[Prompt] Look through the data and write out every line with the word "hence" in it.

↓

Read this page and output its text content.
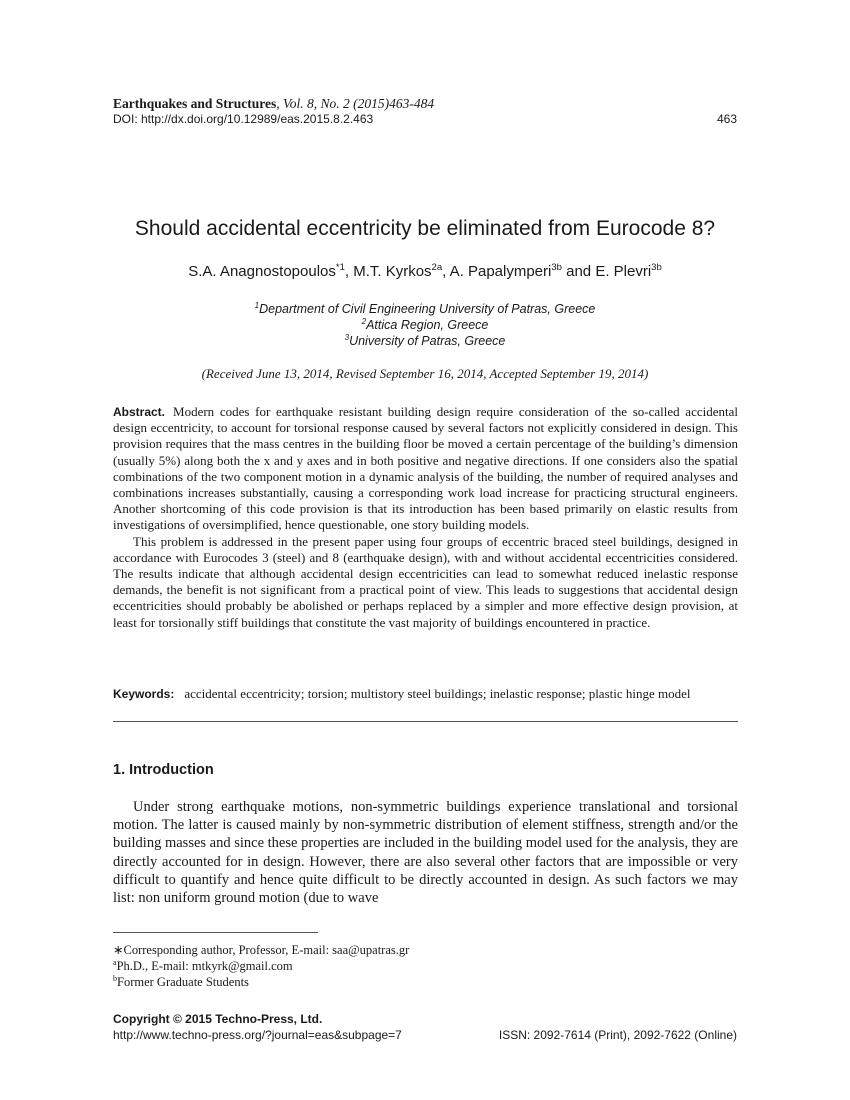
Earthquakes and Structures, Vol. 8, No. 2 (2015)463-484
DOI: http://dx.doi.org/10.12989/eas.2015.8.2.463	463
Should accidental eccentricity be eliminated from Eurocode 8?
S.A. Anagnostopoulos$^{*1}$, M.T. Kyrkos$^{2a}$, A. Papalymperi$^{3b}$ and E. Plevri$^{3b}$
$^1$Department of Civil Engineering University of Patras, Greece
$^2$Attica Region, Greece
$^3$University of Patras, Greece
(Received June 13, 2014, Revised September 16, 2014, Accepted September 19, 2014)

Abstract. Modern codes for earthquake resistant building design require consideration of the so-called accidental design eccentricity, to account for torsional response caused by several factors not explicitly considered in design. This provision requires that the mass centres in the building floor be moved a certain percentage of the building’s dimension (usually 5%) along both the x and y axes and in both positive and negative directions. If one considers also the spatial combinations of the two component motion in a dynamic analysis of the building, the number of required analyses and combinations increases substantially, causing a corresponding work load increase for practicing structural engineers. Another shortcoming of this code provision is that its introduction has been based primarily on elastic results from investigations of oversimplified, hence questionable, one story building models.

This problem is addressed in the present paper using four groups of eccentric braced steel buildings, designed in accordance with Eurocodes 3 (steel) and 8 (earthquake design), with and without accidental eccentricities considered. The results indicate that although accidental design eccentricities can lead to somewhat reduced inelastic response demands, the benefit is not significant from a practical point of view. This leads to suggestions that accidental design eccentricities should probably be abolished or perhaps replaced by a simpler and more effective design provision, at least for torsionally stiff buildings that constitute the vast majority of buildings encountered in practice.

Keywords: accidental eccentricity; torsion; multistory steel buildings; inelastic response; plastic hinge model
1. Introduction

Under strong earthquake motions, non-symmetric buildings experience translational and torsional motion. The latter is caused mainly by non-symmetric distribution of element stiffness, strength and/or the building masses and since these properties are included in the building model used for the analysis, they are directly accounted for in design. However, there are also several other factors that are impossible or very difficult to quantify and hence quite difficult to be directly accounted in design. As such factors we may list: non uniform ground motion (due to wave

∗Corresponding author, Professor, E-mail: saa@upatras.gr
$^a$Ph.D., E-mail: mtkyrk@gmail.com
$^b$Former Graduate Students
Copyright © 2015 Techno-Press, Ltd.
http://www.techno-press.org/?journal=eas&subpage=7	ISSN: 2092-7614 (Print), 2092-7622 (Online)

↑

[Output for this exercise]
Abstract. Modern codes for earthquake resistant building design require consideration of the so-called accidental design eccentricity, to account for torsional response caused by several factors not explicitly considered in design. This provision requires that the mass centres in the building floor be moved a certain percentage of the building’s dimension (usually 5%) along both the x and y axes and in both positive and negative directions. If one considers also the spatial combinations of the two component motion in a dynamic analysis of the building, the number of required analyses and combinations increases substantially, causing a corresponding work load increase for practicing structural engineers. Another shortcoming of this code provision is that its introduction has been based primarily on elastic results from investigations of oversimplified, hence questionable, one story building models.
Under strong earthquake motions, non-symmetric buildings experience translational and torsional motion. The latter is caused mainly by non-symmetric distribution of element stiffness, strength and/or the building masses and since these properties are included in the building model used for the analysis, they are directly accounted for in design. However, there are also several other factors that are impossible or very difficult to quantify and hence quite difficult to be directly accounted in design. As such factors we may list: non uniform ground motion (due to wave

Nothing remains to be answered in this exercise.